**EXERCISE OBJECTIVE**
Reproduce the following material exactly, including every line.

**SUPPLIED DATA**
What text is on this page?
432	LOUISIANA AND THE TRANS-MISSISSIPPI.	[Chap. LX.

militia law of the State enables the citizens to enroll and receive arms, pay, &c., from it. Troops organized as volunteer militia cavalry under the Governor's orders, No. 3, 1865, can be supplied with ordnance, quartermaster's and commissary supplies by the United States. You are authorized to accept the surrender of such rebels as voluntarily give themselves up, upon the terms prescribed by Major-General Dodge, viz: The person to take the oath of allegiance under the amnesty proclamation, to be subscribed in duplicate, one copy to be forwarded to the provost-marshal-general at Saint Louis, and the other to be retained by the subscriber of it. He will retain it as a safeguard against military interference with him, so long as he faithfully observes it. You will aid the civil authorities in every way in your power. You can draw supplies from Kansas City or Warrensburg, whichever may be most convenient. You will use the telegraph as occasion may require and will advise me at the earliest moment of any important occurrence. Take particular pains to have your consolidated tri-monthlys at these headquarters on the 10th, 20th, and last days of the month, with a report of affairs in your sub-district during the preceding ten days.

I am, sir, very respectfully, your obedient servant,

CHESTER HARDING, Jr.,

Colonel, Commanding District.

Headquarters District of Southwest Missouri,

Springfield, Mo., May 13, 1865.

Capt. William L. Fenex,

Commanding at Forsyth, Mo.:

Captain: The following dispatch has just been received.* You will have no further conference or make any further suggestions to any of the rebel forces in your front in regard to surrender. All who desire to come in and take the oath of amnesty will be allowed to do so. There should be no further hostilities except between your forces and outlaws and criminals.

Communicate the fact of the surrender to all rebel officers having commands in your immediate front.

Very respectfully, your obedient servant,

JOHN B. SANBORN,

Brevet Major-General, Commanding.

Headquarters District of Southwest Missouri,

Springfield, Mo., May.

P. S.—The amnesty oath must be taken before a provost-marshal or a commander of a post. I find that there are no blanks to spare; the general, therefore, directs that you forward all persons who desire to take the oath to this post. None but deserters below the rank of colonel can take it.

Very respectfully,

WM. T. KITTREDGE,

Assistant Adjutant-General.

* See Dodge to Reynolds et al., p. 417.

**SOLUTION BELOW**
What text is on this page?
432	LOUISIANA AND THE TRANS-MISSISSIPPI.	[Chap. LX.

militia law of the State enables the citizens to enroll and receive arms, pay, &c., from it. Troops organized as volunteer militia cavalry under the Governor's orders, No. 3, 1865, can be supplied with ordnance, quartermaster's and commissary supplies by the United States. You are authorized to accept the surrender of such rebels as voluntarily give themselves up, upon the terms prescribed by Major-General Dodge, viz: The person to take the oath of allegiance under the amnesty proclamation, to be subscribed in duplicate, one copy to be forwarded to the provost-marshal-general at Saint Louis, and the other to be retained by the subscriber of it. He will retain it as a safeguard against military interference with him, so long as he faithfully observes it. You will aid the civil authorities in every way in your power. You can draw supplies from Kansas City or Warrensburg, whichever may be most convenient. You will use the telegraph as occasion may require and will advise me at the earliest moment of any important occurrence. Take particular pains to have your consolidated tri-monthlys at these headquarters on the 10th, 20th, and last days of the month, with a report of affairs in your sub-district during the preceding ten days.

I am, sir, very respectfully, your obedient servant,

CHESTER HARDING, Jr.,

Colonel, Commanding District.

Headquarters District of Southwest Missouri,

Springfield, Mo., May 13, 1865.

Capt. William L. Fenex,

Commanding at Forsyth, Mo.:

Captain: The following dispatch has just been received.* You will have no further conference or make any further suggestions to any of the rebel forces in your front in regard to surrender. All who desire to come in and take the oath of amnesty will be allowed to do so. There should be no further hostilities except between your forces and outlaws and criminals.

Communicate the fact of the surrender to all rebel officers having commands in your immediate front.

Very respectfully, your obedient servant,

JOHN B. SANBORN,

Brevet Major-General, Commanding.

Headquarters District of Southwest Missouri,

Springfield, Mo., May.

P. S.—The amnesty oath must be taken before a provost-marshal or a commander of a post. I find that there are no blanks to spare; the general, therefore, directs that you forward all persons who desire to take the oath to this post. None but deserters below the rank of colonel can take it.

Very respectfully,

WM. T. KITTREDGE,

Assistant Adjutant-General.

* See Dodge to Reynolds et al., p. 417.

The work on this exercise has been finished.